[BEGIN Data for the task]
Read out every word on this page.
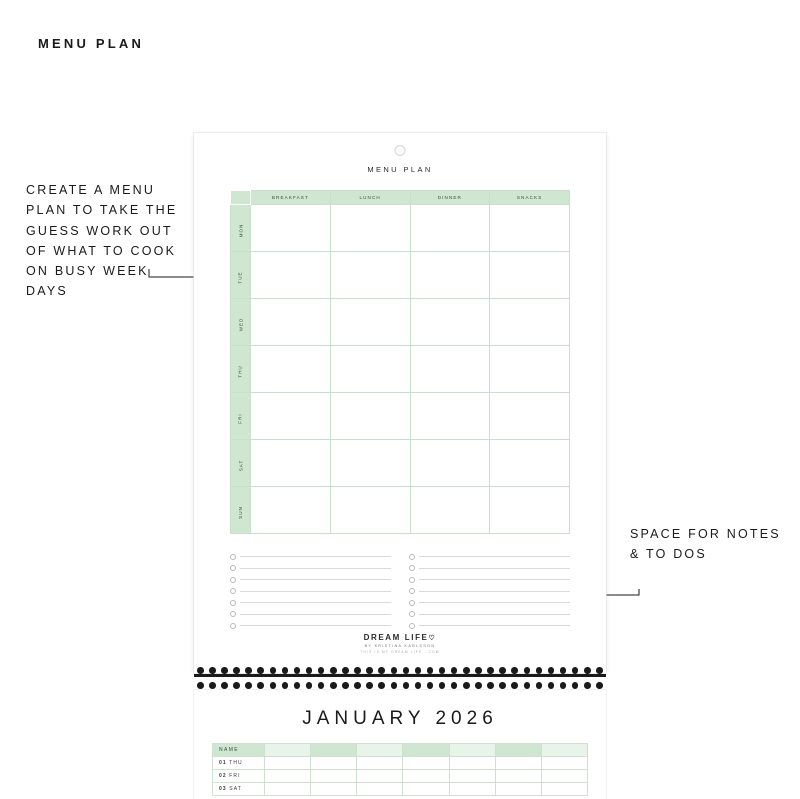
MENU PLAN
CREATE A MENU PLAN TO TAKE THE GUESS WORK OUT OF WHAT TO COOK ON BUSY WEEK DAYS
SPACE FOR NOTES & TO DOS
MENU PLAN
	BREAKFAST	LUNCH	DINNER	SNACKS
MON				
TUE				
WED				
THU				
FRI				
SAT				
SUN				
DREAM LIFE♡
BY KRISTINA KARLSSON
THIS IS MY DREAM LIFE . COM
JANUARY 2026
NAME							
01 THU							
02 FRI							
03 SAT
[END Data for the task]
▸ **Set exercise**:
Repeat the material above in full and unchanged, minus its images.

▸ **Result of this exercise**:
Read out every word on this page.
MENU PLAN
CREATE A MENU PLAN TO TAKE THE GUESS WORK OUT OF WHAT TO COOK ON BUSY WEEK DAYS
SPACE FOR NOTES & TO DOS
MENU PLAN
	BREAKFAST	LUNCH	DINNER	SNACKS
MON				
TUE				
WED				
THU				
FRI				
SAT				
SUN				
DREAM LIFE♡
BY KRISTINA KARLSSON
THIS IS MY DREAM LIFE . COM
JANUARY 2026
NAME							
01 THU							
02 FRI							
03 SAT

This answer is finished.